| Description of the task |
Return each line of the listing below, unchanged, and omit the images.

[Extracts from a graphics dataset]
::::

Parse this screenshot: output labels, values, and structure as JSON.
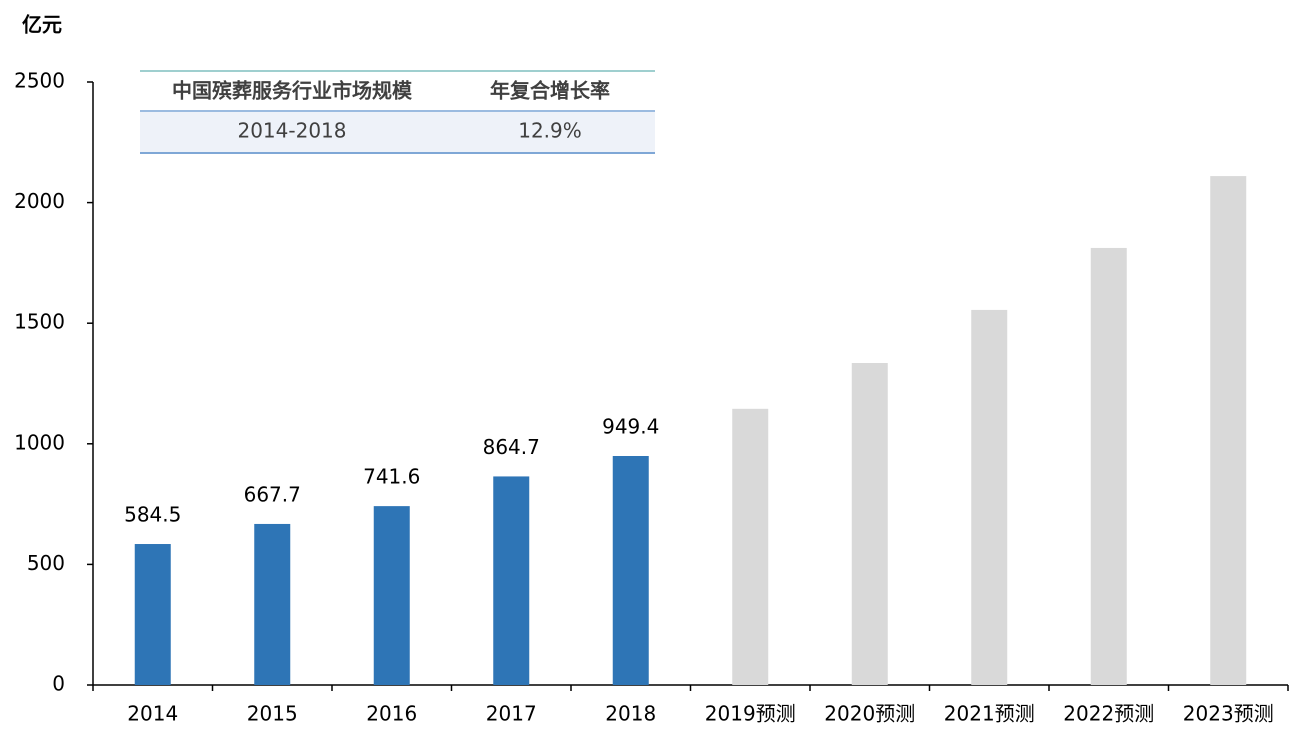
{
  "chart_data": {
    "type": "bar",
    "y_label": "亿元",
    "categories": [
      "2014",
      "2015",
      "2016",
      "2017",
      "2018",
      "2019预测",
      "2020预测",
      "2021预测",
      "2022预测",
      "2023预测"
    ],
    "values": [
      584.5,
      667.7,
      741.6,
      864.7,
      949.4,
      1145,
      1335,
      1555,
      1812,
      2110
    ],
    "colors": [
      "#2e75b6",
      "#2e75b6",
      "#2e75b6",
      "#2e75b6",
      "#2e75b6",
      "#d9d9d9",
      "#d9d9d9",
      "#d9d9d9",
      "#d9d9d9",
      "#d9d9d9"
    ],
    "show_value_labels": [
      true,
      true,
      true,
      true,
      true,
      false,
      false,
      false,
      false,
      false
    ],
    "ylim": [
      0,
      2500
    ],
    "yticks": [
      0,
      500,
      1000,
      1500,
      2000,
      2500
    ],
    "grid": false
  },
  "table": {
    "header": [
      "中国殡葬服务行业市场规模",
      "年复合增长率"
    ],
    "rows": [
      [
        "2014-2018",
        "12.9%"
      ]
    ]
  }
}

::::

| The response |
Parse this screenshot: output labels, values, and structure as JSON.
{
  "chart_data": {
    "type": "bar",
    "y_label": "亿元",
    "categories": [
      "2014",
      "2015",
      "2016",
      "2017",
      "2018",
      "2019预测",
      "2020预测",
      "2021预测",
      "2022预测",
      "2023预测"
    ],
    "values": [
      584.5,
      667.7,
      741.6,
      864.7,
      949.4,
      1145,
      1335,
      1555,
      1812,
      2110
    ],
    "colors": [
      "#2e75b6",
      "#2e75b6",
      "#2e75b6",
      "#2e75b6",
      "#2e75b6",
      "#d9d9d9",
      "#d9d9d9",
      "#d9d9d9",
      "#d9d9d9",
      "#d9d9d9"
    ],
    "show_value_labels": [
      true,
      true,
      true,
      true,
      true,
      false,
      false,
      false,
      false,
      false
    ],
    "ylim": [
      0,
      2500
    ],
    "yticks": [
      0,
      500,
      1000,
      1500,
      2000,
      2500
    ],
    "grid": false
  },
  "table": {
    "header": [
      "中国殡葬服务行业市场规模",
      "年复合增长率"
    ],
    "rows": [
      [
        "2014-2018",
        "12.9%"
      ]
    ]
  }
}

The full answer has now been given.